Stored entries -
Begin

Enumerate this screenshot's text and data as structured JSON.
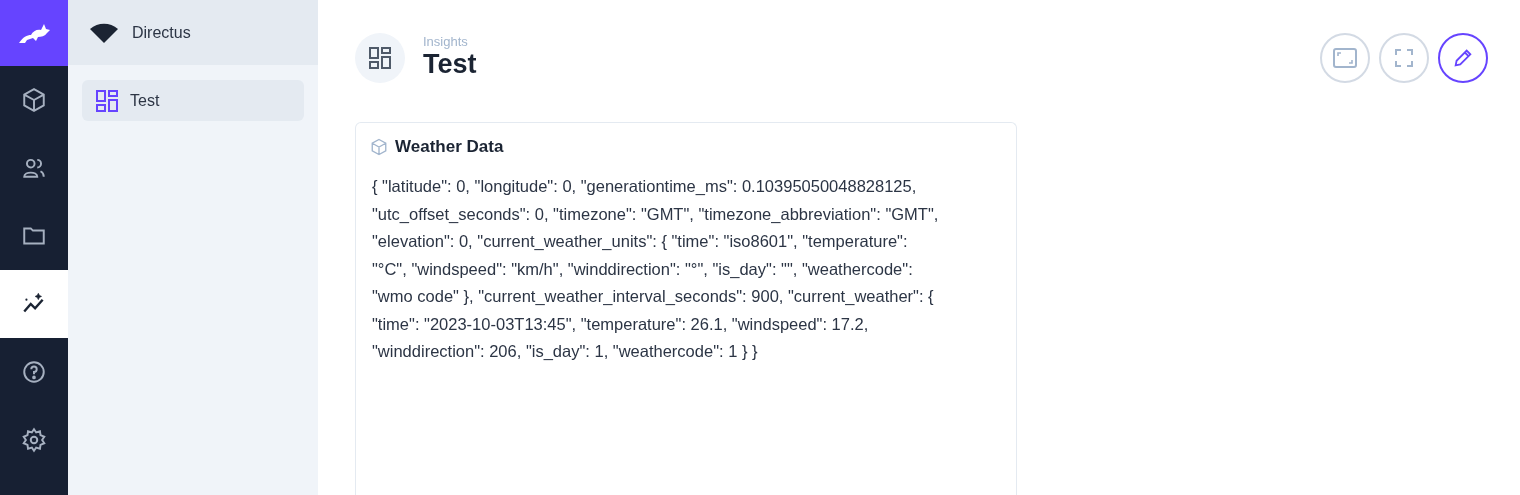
{
  "nav_rail": {
    "items": [
      {
        "kind": "content",
        "selected": false
      },
      {
        "kind": "users",
        "selected": false
      },
      {
        "kind": "files",
        "selected": false
      },
      {
        "kind": "insights",
        "selected": true
      },
      {
        "kind": "help",
        "selected": false
      },
      {
        "kind": "settings",
        "selected": false
      }
    ]
  },
  "sidebar": {
    "project": "Directus",
    "items": [
      {
        "label": "Test",
        "selected": true
      }
    ]
  },
  "header": {
    "breadcrumb": "Insights",
    "title": "Test"
  },
  "panel": {
    "title": "Weather Data",
    "lines": [
      "{ \"latitude\": 0, \"longitude\": 0, \"generationtime_ms\": 0.10395050048828125,",
      "\"utc_offset_seconds\": 0, \"timezone\": \"GMT\", \"timezone_abbreviation\": \"GMT\",",
      "\"elevation\": 0, \"current_weather_units\": { \"time\": \"iso8601\", \"temperature\":",
      "\"°C\", \"windspeed\": \"km/h\", \"winddirection\": \"°\", \"is_day\": \"\", \"weathercode\":",
      "\"wmo code\" }, \"current_weather_interval_seconds\": 900, \"current_weather\": {",
      "\"time\": \"2023-10-03T13:45\", \"temperature\": 26.1, \"windspeed\": 17.2,",
      "\"winddirection\": 206, \"is_day\": 1, \"weathercode\": 1 } }"
    ]
  }
}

End

INSTRUCTIONS FOR THE TASK - The pictures should not appear in the copy; every other part of the records above must be returned exactly.

SOLVED EXERCISE -
Enumerate this screenshot's text and data as structured JSON.
{
  "nav_rail": {
    "items": [
      {
        "kind": "content",
        "selected": false
      },
      {
        "kind": "users",
        "selected": false
      },
      {
        "kind": "files",
        "selected": false
      },
      {
        "kind": "insights",
        "selected": true
      },
      {
        "kind": "help",
        "selected": false
      },
      {
        "kind": "settings",
        "selected": false
      }
    ]
  },
  "sidebar": {
    "project": "Directus",
    "items": [
      {
        "label": "Test",
        "selected": true
      }
    ]
  },
  "header": {
    "breadcrumb": "Insights",
    "title": "Test"
  },
  "panel": {
    "title": "Weather Data",
    "lines": [
      "{ \"latitude\": 0, \"longitude\": 0, \"generationtime_ms\": 0.10395050048828125,",
      "\"utc_offset_seconds\": 0, \"timezone\": \"GMT\", \"timezone_abbreviation\": \"GMT\",",
      "\"elevation\": 0, \"current_weather_units\": { \"time\": \"iso8601\", \"temperature\":",
      "\"°C\", \"windspeed\": \"km/h\", \"winddirection\": \"°\", \"is_day\": \"\", \"weathercode\":",
      "\"wmo code\" }, \"current_weather_interval_seconds\": 900, \"current_weather\": {",
      "\"time\": \"2023-10-03T13:45\", \"temperature\": 26.1, \"windspeed\": 17.2,",
      "\"winddirection\": 206, \"is_day\": 1, \"weathercode\": 1 } }"
    ]
  }
}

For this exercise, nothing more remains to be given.